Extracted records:
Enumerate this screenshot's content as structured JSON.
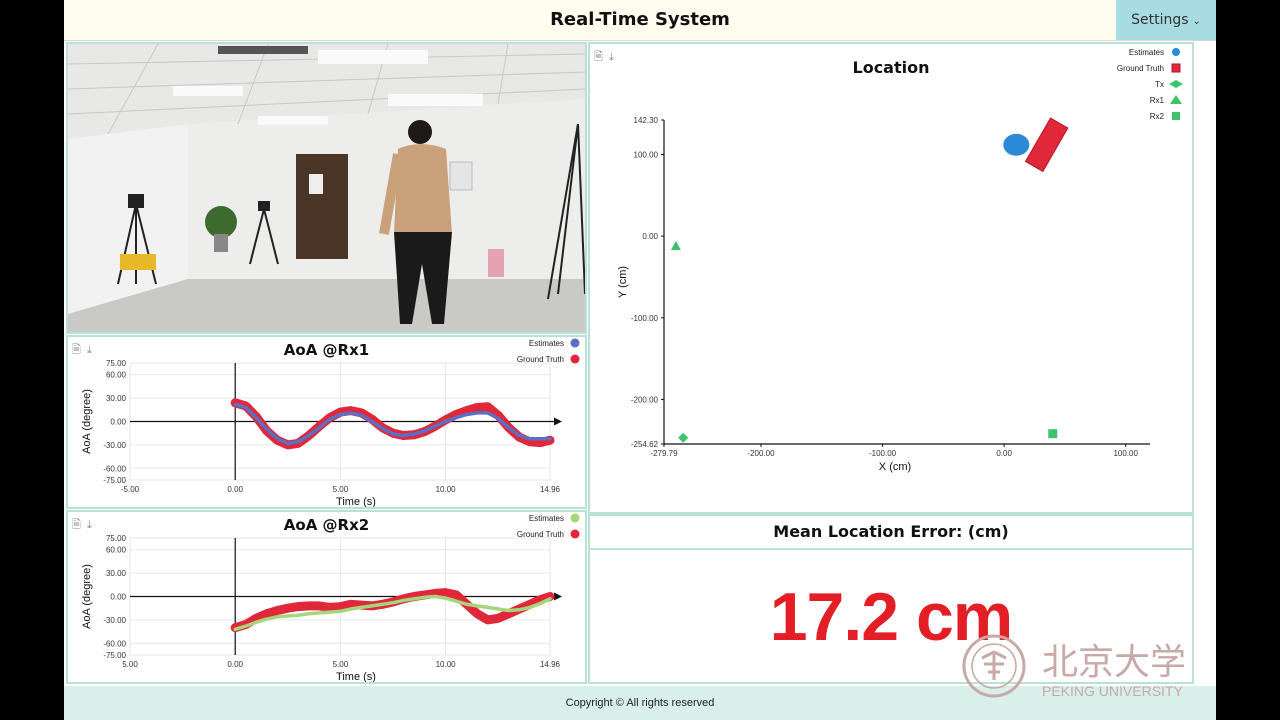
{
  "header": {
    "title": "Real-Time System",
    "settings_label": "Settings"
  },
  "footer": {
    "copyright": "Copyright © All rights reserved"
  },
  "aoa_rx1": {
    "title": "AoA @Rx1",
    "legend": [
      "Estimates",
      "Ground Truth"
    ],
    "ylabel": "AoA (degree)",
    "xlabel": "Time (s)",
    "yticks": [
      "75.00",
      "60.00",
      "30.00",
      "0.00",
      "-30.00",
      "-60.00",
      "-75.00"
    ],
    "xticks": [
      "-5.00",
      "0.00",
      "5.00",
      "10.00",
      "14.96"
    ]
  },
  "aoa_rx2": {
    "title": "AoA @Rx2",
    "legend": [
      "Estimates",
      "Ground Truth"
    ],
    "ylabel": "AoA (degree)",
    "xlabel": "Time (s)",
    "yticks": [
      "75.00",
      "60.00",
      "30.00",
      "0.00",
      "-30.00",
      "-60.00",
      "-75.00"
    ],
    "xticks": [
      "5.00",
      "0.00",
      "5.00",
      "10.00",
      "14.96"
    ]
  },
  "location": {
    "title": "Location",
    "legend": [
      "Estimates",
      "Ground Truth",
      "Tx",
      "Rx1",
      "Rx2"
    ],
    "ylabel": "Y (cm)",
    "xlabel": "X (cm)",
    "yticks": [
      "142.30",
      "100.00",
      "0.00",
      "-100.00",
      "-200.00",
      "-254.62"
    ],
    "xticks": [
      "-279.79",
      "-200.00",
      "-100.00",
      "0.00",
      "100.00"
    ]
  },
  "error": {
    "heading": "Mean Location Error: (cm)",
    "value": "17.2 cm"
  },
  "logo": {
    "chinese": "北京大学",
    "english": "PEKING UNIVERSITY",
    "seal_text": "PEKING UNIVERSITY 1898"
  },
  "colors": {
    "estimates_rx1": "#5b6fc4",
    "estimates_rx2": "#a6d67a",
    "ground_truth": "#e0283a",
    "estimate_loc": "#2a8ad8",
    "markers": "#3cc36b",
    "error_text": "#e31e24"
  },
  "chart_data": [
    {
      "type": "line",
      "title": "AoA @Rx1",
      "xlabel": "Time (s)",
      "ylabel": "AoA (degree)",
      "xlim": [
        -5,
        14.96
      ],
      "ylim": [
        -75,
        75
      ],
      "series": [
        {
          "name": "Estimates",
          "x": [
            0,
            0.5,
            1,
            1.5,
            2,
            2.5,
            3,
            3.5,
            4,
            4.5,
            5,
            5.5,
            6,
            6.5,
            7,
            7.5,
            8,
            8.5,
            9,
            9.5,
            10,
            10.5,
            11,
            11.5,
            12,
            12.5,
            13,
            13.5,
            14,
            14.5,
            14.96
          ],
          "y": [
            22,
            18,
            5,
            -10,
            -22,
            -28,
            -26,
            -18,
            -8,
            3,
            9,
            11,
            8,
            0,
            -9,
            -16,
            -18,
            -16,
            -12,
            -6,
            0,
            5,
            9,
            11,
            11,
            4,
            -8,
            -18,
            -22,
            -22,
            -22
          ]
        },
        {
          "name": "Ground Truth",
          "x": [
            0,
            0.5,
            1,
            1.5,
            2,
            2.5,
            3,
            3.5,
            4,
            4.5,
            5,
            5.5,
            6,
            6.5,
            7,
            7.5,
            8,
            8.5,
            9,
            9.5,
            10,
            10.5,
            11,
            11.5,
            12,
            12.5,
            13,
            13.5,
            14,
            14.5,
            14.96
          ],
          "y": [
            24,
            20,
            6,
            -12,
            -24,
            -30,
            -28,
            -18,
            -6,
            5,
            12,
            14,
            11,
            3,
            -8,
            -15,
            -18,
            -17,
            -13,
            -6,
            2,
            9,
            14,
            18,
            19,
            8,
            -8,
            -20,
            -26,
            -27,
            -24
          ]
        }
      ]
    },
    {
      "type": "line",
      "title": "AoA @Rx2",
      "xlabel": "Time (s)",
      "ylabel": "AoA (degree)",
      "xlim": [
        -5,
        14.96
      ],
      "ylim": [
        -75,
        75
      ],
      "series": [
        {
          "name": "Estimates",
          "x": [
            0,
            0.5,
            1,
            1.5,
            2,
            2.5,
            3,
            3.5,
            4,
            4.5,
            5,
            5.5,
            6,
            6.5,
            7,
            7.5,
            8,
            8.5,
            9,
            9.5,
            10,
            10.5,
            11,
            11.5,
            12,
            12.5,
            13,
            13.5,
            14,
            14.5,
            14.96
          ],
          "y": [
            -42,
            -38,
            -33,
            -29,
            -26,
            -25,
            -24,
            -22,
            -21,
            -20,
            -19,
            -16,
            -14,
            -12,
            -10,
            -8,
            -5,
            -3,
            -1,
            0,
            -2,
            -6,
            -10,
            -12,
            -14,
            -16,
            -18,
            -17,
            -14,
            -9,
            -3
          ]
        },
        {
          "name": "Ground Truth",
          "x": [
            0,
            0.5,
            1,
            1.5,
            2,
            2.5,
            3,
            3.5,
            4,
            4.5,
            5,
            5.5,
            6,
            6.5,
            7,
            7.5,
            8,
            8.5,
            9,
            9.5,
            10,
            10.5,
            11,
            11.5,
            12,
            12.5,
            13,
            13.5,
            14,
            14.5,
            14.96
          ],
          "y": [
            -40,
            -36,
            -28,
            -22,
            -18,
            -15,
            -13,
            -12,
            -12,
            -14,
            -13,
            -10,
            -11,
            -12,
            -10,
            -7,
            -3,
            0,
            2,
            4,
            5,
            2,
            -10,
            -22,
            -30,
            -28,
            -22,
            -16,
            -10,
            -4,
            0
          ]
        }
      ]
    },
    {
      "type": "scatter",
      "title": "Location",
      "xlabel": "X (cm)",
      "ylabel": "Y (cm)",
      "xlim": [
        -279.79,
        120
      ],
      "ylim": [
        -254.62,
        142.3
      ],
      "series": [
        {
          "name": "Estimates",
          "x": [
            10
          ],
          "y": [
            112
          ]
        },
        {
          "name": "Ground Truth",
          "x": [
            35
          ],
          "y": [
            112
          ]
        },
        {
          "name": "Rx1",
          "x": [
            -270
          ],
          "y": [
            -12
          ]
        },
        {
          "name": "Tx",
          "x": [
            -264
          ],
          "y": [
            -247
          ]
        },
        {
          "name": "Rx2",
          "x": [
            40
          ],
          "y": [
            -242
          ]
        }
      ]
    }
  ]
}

* * *

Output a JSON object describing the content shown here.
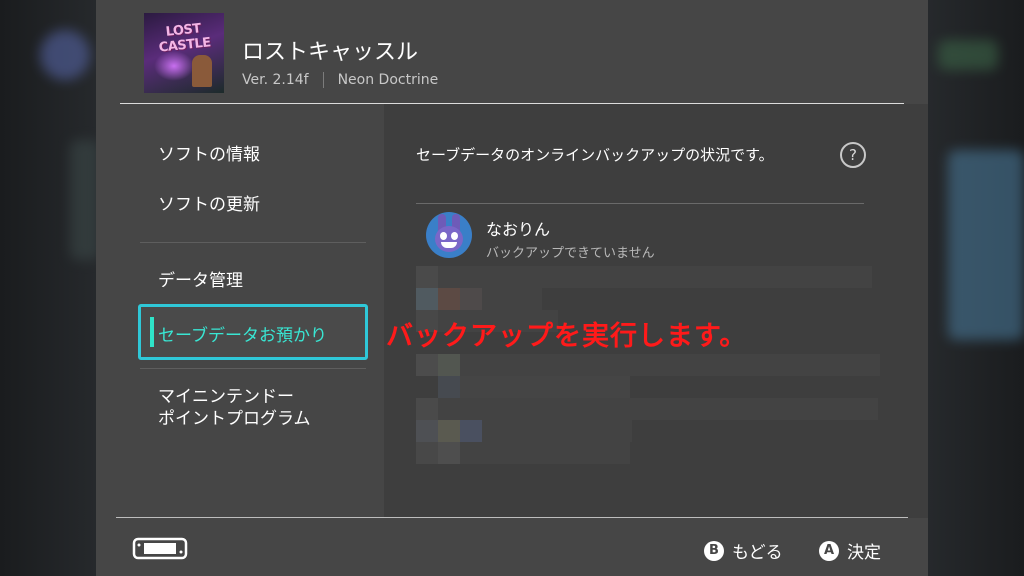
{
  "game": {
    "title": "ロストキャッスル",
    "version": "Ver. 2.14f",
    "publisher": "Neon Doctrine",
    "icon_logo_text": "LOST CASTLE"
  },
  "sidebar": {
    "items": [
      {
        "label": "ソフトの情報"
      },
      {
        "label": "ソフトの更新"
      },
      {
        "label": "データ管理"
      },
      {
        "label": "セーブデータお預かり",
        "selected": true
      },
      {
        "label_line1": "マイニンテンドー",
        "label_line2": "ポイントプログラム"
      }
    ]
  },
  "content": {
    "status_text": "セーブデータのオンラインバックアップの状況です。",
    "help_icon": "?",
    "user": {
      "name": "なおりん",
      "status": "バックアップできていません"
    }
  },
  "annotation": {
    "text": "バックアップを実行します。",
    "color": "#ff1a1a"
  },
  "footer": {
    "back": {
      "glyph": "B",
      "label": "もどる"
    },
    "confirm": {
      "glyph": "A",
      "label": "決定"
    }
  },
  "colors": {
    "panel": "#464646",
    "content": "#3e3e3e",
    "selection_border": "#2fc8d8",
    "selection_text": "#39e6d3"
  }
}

...

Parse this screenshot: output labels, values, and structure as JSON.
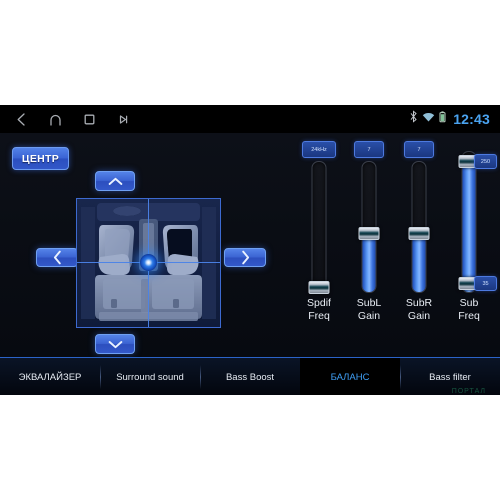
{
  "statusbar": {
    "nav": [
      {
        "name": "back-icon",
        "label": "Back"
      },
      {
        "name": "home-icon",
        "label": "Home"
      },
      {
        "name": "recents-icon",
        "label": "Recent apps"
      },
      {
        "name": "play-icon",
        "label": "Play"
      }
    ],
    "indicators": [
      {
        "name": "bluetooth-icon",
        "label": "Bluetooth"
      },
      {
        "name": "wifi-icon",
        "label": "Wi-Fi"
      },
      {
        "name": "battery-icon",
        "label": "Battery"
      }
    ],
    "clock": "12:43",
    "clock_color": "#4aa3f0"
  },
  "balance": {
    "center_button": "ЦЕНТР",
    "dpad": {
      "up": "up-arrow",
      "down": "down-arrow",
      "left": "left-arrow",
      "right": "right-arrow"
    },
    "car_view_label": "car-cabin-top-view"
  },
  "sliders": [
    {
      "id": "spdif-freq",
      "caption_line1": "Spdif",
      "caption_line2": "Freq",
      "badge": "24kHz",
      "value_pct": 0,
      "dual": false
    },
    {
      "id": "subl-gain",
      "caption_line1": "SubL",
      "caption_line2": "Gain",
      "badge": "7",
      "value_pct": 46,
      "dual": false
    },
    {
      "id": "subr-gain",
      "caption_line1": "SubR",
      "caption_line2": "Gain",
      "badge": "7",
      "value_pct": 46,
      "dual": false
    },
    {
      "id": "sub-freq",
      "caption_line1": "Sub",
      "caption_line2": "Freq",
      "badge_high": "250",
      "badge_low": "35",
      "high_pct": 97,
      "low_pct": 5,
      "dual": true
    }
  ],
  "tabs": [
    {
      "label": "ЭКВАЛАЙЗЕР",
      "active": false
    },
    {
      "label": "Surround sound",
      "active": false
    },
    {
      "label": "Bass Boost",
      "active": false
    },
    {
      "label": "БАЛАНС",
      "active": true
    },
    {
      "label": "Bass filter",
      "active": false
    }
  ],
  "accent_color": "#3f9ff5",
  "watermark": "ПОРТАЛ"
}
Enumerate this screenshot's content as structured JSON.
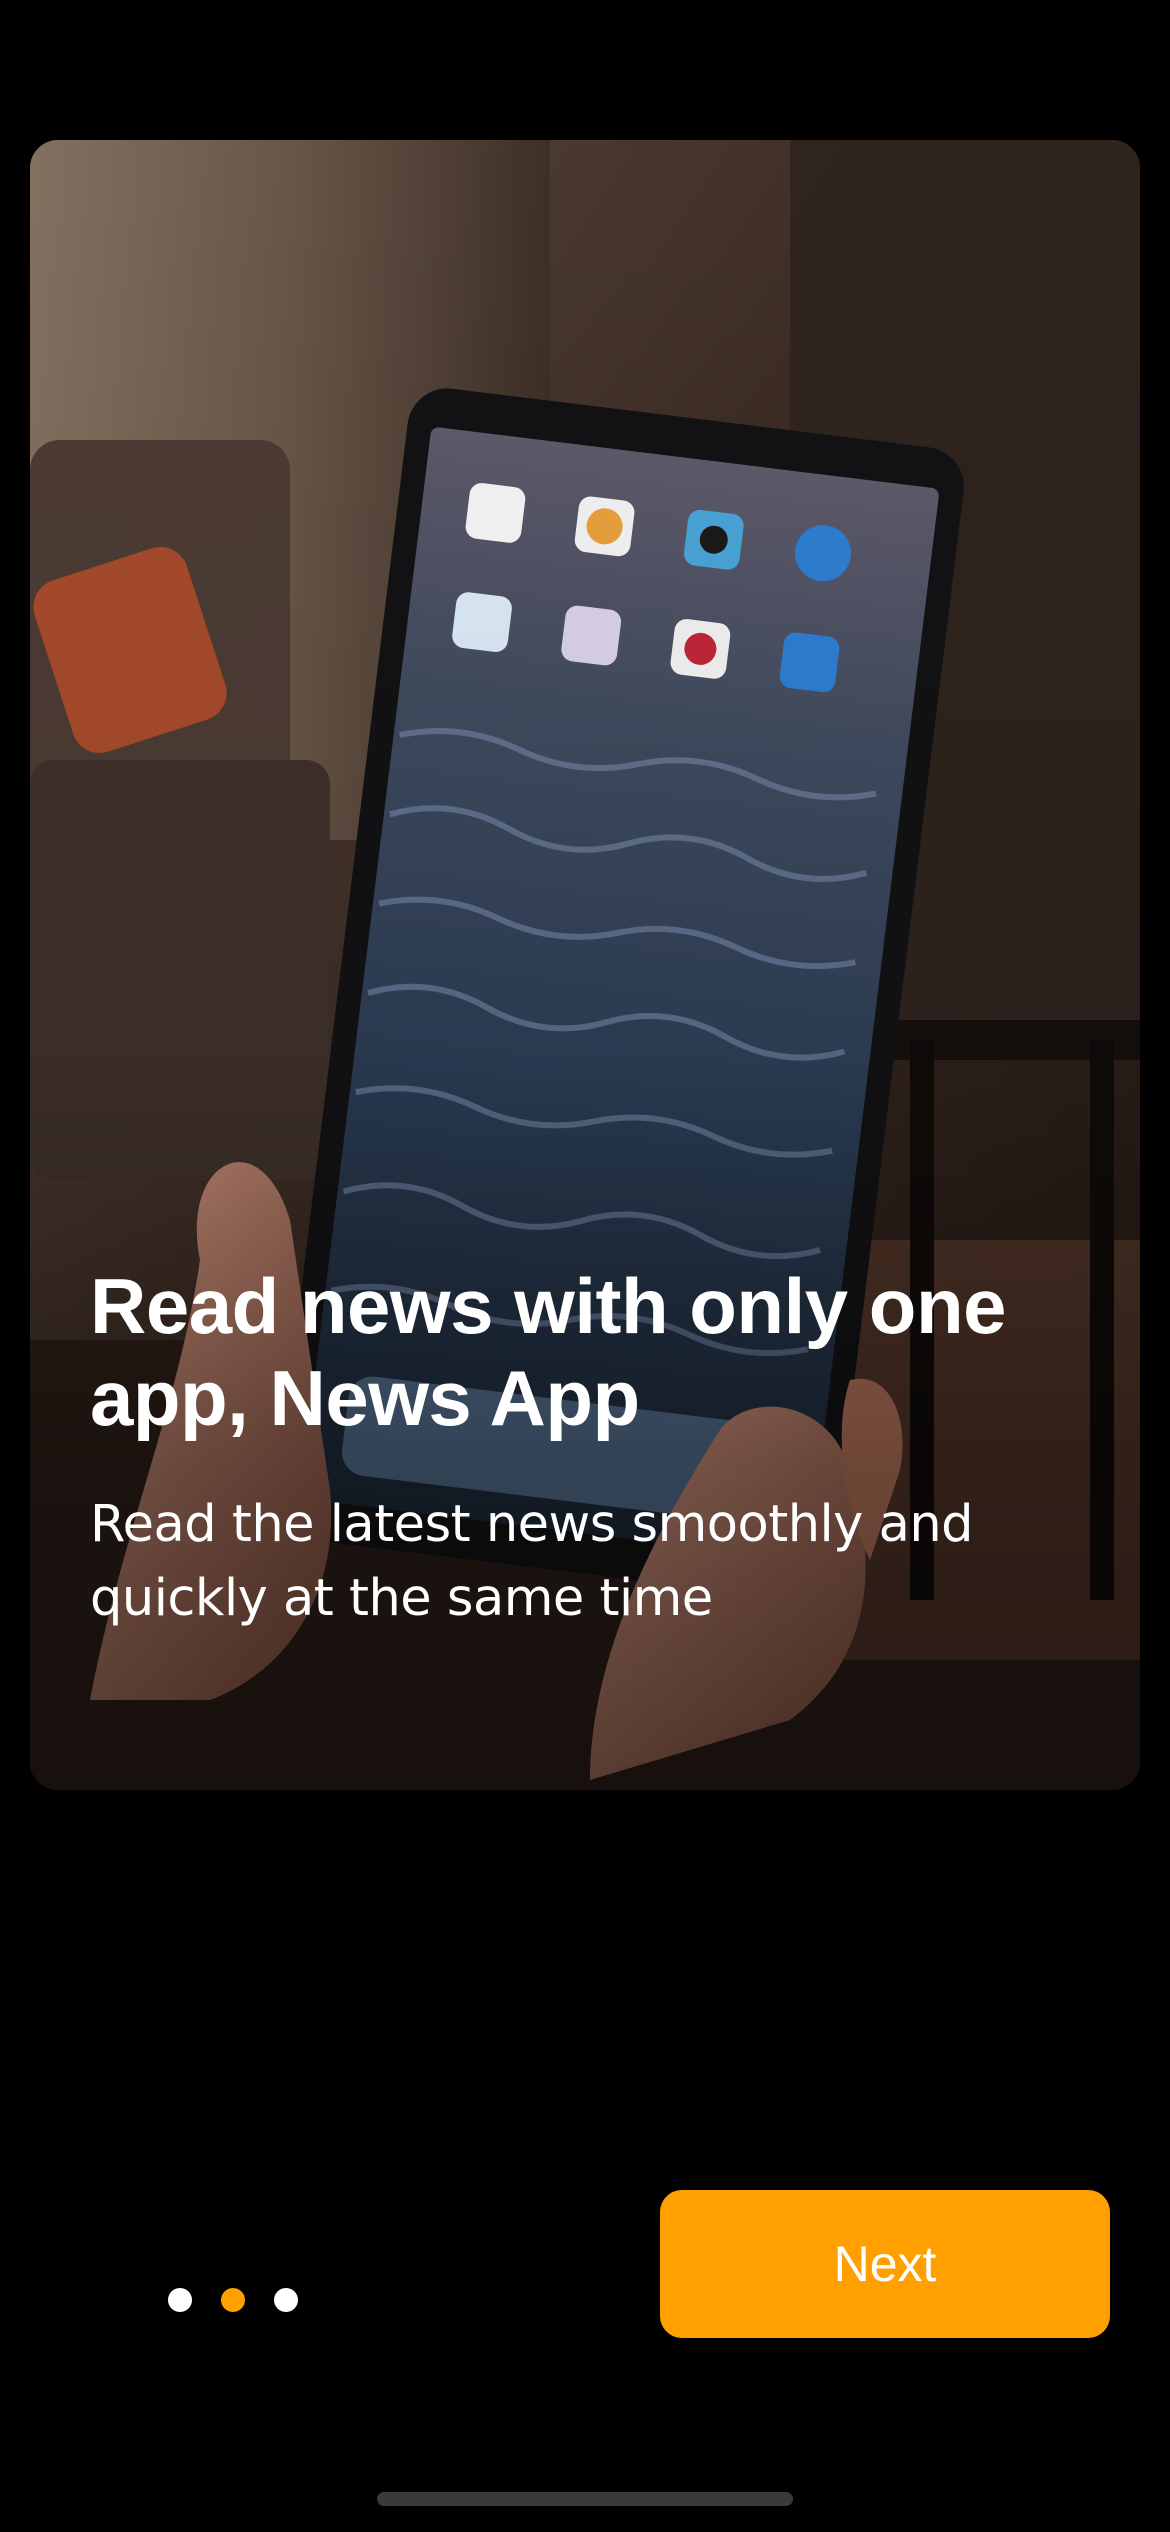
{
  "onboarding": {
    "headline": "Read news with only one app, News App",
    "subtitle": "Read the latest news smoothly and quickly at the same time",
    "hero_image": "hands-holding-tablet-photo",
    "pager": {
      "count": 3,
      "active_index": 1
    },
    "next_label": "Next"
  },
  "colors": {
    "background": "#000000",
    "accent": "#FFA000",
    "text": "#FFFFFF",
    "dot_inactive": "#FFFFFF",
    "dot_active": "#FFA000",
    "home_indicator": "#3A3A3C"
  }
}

### Short exercise:
Give only the number of lines in the records that contain the string "JSON".

### Written response:
4